▶ _Description of the task_: Go through the material and write it all out exactly, minus the pictures.
## START Working data
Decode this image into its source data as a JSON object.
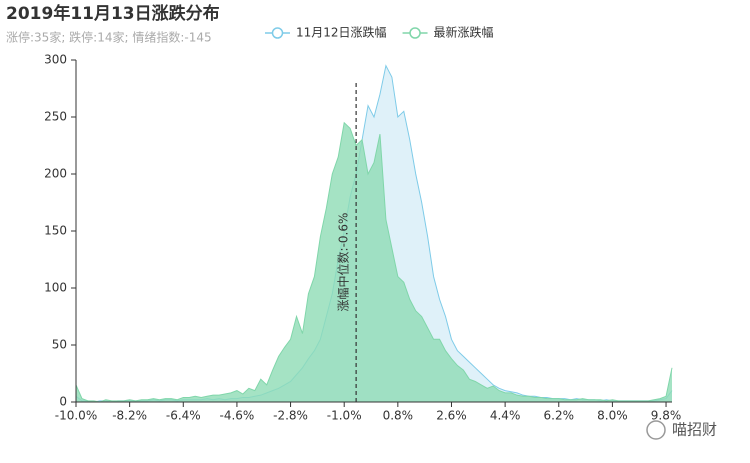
{
  "chart_data": {
    "type": "area",
    "title": "2019年11月13日涨跌分布",
    "subtitle": "涨停:35家; 跌停:14家; 情绪指数:-145",
    "x": [
      -10.0,
      -9.8,
      -9.6,
      -9.4,
      -9.2,
      -9.0,
      -8.8,
      -8.6,
      -8.4,
      -8.2,
      -8.0,
      -7.8,
      -7.6,
      -7.4,
      -7.2,
      -7.0,
      -6.8,
      -6.6,
      -6.4,
      -6.2,
      -6.0,
      -5.8,
      -5.6,
      -5.4,
      -5.2,
      -5.0,
      -4.8,
      -4.6,
      -4.4,
      -4.2,
      -4.0,
      -3.8,
      -3.6,
      -3.4,
      -3.2,
      -3.0,
      -2.8,
      -2.6,
      -2.4,
      -2.2,
      -2.0,
      -1.8,
      -1.6,
      -1.4,
      -1.2,
      -1.0,
      -0.8,
      -0.6,
      -0.4,
      -0.2,
      0.0,
      0.2,
      0.4,
      0.6,
      0.8,
      1.0,
      1.2,
      1.4,
      1.6,
      1.8,
      2.0,
      2.2,
      2.4,
      2.6,
      2.8,
      3.0,
      3.2,
      3.4,
      3.6,
      3.8,
      4.0,
      4.2,
      4.4,
      4.6,
      4.8,
      5.0,
      5.2,
      5.4,
      5.6,
      5.8,
      6.0,
      6.2,
      6.4,
      6.6,
      6.8,
      7.0,
      7.2,
      7.4,
      7.6,
      7.8,
      8.0,
      8.2,
      8.4,
      8.6,
      8.8,
      9.0,
      9.2,
      9.4,
      9.6,
      9.8,
      10.0
    ],
    "series": [
      {
        "name": "11月12日涨跌幅",
        "color": "#7ecbe8",
        "fill": "#dcf0f8",
        "values": [
          5,
          1,
          1,
          0,
          1,
          1,
          0,
          1,
          1,
          1,
          1,
          1,
          1,
          2,
          1,
          2,
          2,
          1,
          2,
          2,
          2,
          2,
          3,
          2,
          3,
          2,
          3,
          3,
          4,
          4,
          5,
          6,
          8,
          10,
          12,
          15,
          18,
          24,
          30,
          38,
          45,
          55,
          75,
          95,
          125,
          150,
          180,
          200,
          230,
          260,
          250,
          270,
          295,
          285,
          250,
          255,
          230,
          200,
          175,
          145,
          110,
          90,
          75,
          55,
          45,
          40,
          35,
          30,
          25,
          20,
          15,
          12,
          10,
          9,
          8,
          6,
          5,
          5,
          4,
          4,
          3,
          3,
          3,
          2,
          3,
          2,
          2,
          2,
          1,
          2,
          1,
          1,
          1,
          1,
          1,
          1,
          1,
          1,
          2,
          3,
          10
        ]
      },
      {
        "name": "最新涨跌幅",
        "color": "#80d6aa",
        "fill": "#8edcb5",
        "values": [
          15,
          3,
          1,
          1,
          0,
          2,
          1,
          1,
          1,
          2,
          1,
          2,
          2,
          3,
          2,
          3,
          3,
          2,
          4,
          4,
          5,
          4,
          5,
          6,
          6,
          7,
          8,
          10,
          7,
          12,
          10,
          20,
          15,
          28,
          40,
          48,
          55,
          75,
          60,
          95,
          110,
          145,
          170,
          200,
          215,
          245,
          240,
          225,
          230,
          200,
          210,
          235,
          160,
          135,
          110,
          105,
          90,
          80,
          75,
          65,
          55,
          55,
          45,
          38,
          32,
          28,
          20,
          18,
          15,
          12,
          14,
          10,
          8,
          8,
          6,
          5,
          5,
          4,
          4,
          3,
          3,
          3,
          2,
          2,
          2,
          3,
          2,
          2,
          2,
          1,
          2,
          1,
          1,
          1,
          1,
          1,
          1,
          2,
          3,
          5,
          30
        ]
      }
    ],
    "xlim": [
      -10,
      10
    ],
    "xticks": [
      {
        "value": -10,
        "label": "-10.0%"
      },
      {
        "value": -8.2,
        "label": "-8.2%"
      },
      {
        "value": -6.4,
        "label": "-6.4%"
      },
      {
        "value": -4.6,
        "label": "-4.6%"
      },
      {
        "value": -2.8,
        "label": "-2.8%"
      },
      {
        "value": -1.0,
        "label": "-1.0%"
      },
      {
        "value": 0.8,
        "label": "0.8%"
      },
      {
        "value": 2.6,
        "label": "2.6%"
      },
      {
        "value": 4.4,
        "label": "4.4%"
      },
      {
        "value": 6.2,
        "label": "6.2%"
      },
      {
        "value": 8.0,
        "label": "8.0%"
      },
      {
        "value": 9.8,
        "label": "9.8%"
      }
    ],
    "ylim": [
      0,
      300
    ],
    "yticks": [
      0,
      50,
      100,
      150,
      200,
      250,
      300
    ],
    "grid": false,
    "median": {
      "value": -0.6,
      "label": "涨幅中位数:-0.6%"
    }
  },
  "watermark": "喵招财"
}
## END Working data
▶ _Solution_:
Decode this image into its source data as a JSON object.
{
  "chart_data": {
    "type": "area",
    "title": "2019年11月13日涨跌分布",
    "subtitle": "涨停:35家; 跌停:14家; 情绪指数:-145",
    "x": [
      -10.0,
      -9.8,
      -9.6,
      -9.4,
      -9.2,
      -9.0,
      -8.8,
      -8.6,
      -8.4,
      -8.2,
      -8.0,
      -7.8,
      -7.6,
      -7.4,
      -7.2,
      -7.0,
      -6.8,
      -6.6,
      -6.4,
      -6.2,
      -6.0,
      -5.8,
      -5.6,
      -5.4,
      -5.2,
      -5.0,
      -4.8,
      -4.6,
      -4.4,
      -4.2,
      -4.0,
      -3.8,
      -3.6,
      -3.4,
      -3.2,
      -3.0,
      -2.8,
      -2.6,
      -2.4,
      -2.2,
      -2.0,
      -1.8,
      -1.6,
      -1.4,
      -1.2,
      -1.0,
      -0.8,
      -0.6,
      -0.4,
      -0.2,
      0.0,
      0.2,
      0.4,
      0.6,
      0.8,
      1.0,
      1.2,
      1.4,
      1.6,
      1.8,
      2.0,
      2.2,
      2.4,
      2.6,
      2.8,
      3.0,
      3.2,
      3.4,
      3.6,
      3.8,
      4.0,
      4.2,
      4.4,
      4.6,
      4.8,
      5.0,
      5.2,
      5.4,
      5.6,
      5.8,
      6.0,
      6.2,
      6.4,
      6.6,
      6.8,
      7.0,
      7.2,
      7.4,
      7.6,
      7.8,
      8.0,
      8.2,
      8.4,
      8.6,
      8.8,
      9.0,
      9.2,
      9.4,
      9.6,
      9.8,
      10.0
    ],
    "series": [
      {
        "name": "11月12日涨跌幅",
        "color": "#7ecbe8",
        "fill": "#dcf0f8",
        "values": [
          5,
          1,
          1,
          0,
          1,
          1,
          0,
          1,
          1,
          1,
          1,
          1,
          1,
          2,
          1,
          2,
          2,
          1,
          2,
          2,
          2,
          2,
          3,
          2,
          3,
          2,
          3,
          3,
          4,
          4,
          5,
          6,
          8,
          10,
          12,
          15,
          18,
          24,
          30,
          38,
          45,
          55,
          75,
          95,
          125,
          150,
          180,
          200,
          230,
          260,
          250,
          270,
          295,
          285,
          250,
          255,
          230,
          200,
          175,
          145,
          110,
          90,
          75,
          55,
          45,
          40,
          35,
          30,
          25,
          20,
          15,
          12,
          10,
          9,
          8,
          6,
          5,
          5,
          4,
          4,
          3,
          3,
          3,
          2,
          3,
          2,
          2,
          2,
          1,
          2,
          1,
          1,
          1,
          1,
          1,
          1,
          1,
          1,
          2,
          3,
          10
        ]
      },
      {
        "name": "最新涨跌幅",
        "color": "#80d6aa",
        "fill": "#8edcb5",
        "values": [
          15,
          3,
          1,
          1,
          0,
          2,
          1,
          1,
          1,
          2,
          1,
          2,
          2,
          3,
          2,
          3,
          3,
          2,
          4,
          4,
          5,
          4,
          5,
          6,
          6,
          7,
          8,
          10,
          7,
          12,
          10,
          20,
          15,
          28,
          40,
          48,
          55,
          75,
          60,
          95,
          110,
          145,
          170,
          200,
          215,
          245,
          240,
          225,
          230,
          200,
          210,
          235,
          160,
          135,
          110,
          105,
          90,
          80,
          75,
          65,
          55,
          55,
          45,
          38,
          32,
          28,
          20,
          18,
          15,
          12,
          14,
          10,
          8,
          8,
          6,
          5,
          5,
          4,
          4,
          3,
          3,
          3,
          2,
          2,
          2,
          3,
          2,
          2,
          2,
          1,
          2,
          1,
          1,
          1,
          1,
          1,
          1,
          2,
          3,
          5,
          30
        ]
      }
    ],
    "xlim": [
      -10,
      10
    ],
    "xticks": [
      {
        "value": -10,
        "label": "-10.0%"
      },
      {
        "value": -8.2,
        "label": "-8.2%"
      },
      {
        "value": -6.4,
        "label": "-6.4%"
      },
      {
        "value": -4.6,
        "label": "-4.6%"
      },
      {
        "value": -2.8,
        "label": "-2.8%"
      },
      {
        "value": -1.0,
        "label": "-1.0%"
      },
      {
        "value": 0.8,
        "label": "0.8%"
      },
      {
        "value": 2.6,
        "label": "2.6%"
      },
      {
        "value": 4.4,
        "label": "4.4%"
      },
      {
        "value": 6.2,
        "label": "6.2%"
      },
      {
        "value": 8.0,
        "label": "8.0%"
      },
      {
        "value": 9.8,
        "label": "9.8%"
      }
    ],
    "ylim": [
      0,
      300
    ],
    "yticks": [
      0,
      50,
      100,
      150,
      200,
      250,
      300
    ],
    "grid": false,
    "median": {
      "value": -0.6,
      "label": "涨幅中位数:-0.6%"
    }
  },
  "watermark": "喵招财"
}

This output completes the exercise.